#### [SET TASK]
Of the lines in this material, how many contain "said"? Answer with a single number only.

#### [Stored data entries]
________________________________________
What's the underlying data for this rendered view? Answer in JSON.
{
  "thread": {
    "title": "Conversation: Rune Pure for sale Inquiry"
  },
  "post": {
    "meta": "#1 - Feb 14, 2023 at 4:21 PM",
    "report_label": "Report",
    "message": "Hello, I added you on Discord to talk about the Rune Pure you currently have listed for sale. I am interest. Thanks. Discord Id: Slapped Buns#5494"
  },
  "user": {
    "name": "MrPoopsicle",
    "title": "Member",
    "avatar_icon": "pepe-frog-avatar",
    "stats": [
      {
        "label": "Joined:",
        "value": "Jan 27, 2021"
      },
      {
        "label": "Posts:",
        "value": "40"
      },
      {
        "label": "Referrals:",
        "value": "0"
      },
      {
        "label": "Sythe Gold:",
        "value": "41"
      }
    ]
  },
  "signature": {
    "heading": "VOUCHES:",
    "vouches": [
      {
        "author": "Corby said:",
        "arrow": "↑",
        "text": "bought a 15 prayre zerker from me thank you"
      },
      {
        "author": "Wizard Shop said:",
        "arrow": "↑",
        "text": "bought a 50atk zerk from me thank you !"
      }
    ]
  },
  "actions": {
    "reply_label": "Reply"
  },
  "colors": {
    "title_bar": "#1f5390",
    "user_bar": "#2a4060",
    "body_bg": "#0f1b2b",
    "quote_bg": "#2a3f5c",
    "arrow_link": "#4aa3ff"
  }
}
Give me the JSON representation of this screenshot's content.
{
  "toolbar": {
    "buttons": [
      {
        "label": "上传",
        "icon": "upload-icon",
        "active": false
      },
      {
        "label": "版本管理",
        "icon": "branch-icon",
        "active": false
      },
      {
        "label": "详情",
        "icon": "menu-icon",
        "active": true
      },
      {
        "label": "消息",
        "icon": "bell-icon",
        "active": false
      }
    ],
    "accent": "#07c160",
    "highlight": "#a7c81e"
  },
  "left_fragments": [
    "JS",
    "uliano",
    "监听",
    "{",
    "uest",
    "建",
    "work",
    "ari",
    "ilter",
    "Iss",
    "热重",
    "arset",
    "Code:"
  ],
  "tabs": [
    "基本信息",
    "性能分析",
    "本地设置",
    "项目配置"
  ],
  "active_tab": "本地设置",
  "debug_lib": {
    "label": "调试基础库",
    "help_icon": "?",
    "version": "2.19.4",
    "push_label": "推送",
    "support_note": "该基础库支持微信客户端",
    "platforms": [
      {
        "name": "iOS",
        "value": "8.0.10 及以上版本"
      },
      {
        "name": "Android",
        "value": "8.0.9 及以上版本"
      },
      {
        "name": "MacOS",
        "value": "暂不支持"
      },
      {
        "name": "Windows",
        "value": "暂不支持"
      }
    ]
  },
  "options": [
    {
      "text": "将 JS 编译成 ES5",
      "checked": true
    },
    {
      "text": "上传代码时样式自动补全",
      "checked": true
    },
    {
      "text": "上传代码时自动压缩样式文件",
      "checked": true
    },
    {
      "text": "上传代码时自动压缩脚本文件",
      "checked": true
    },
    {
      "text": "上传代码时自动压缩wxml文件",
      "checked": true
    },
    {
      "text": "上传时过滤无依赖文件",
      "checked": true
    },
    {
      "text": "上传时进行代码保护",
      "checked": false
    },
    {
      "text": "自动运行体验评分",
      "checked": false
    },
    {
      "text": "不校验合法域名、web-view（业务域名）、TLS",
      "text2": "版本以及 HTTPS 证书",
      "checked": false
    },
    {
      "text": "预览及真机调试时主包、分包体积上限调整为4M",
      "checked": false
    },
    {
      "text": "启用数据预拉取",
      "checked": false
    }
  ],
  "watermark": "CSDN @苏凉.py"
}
________________________________________
#### [EXPECTED ANSWER]
2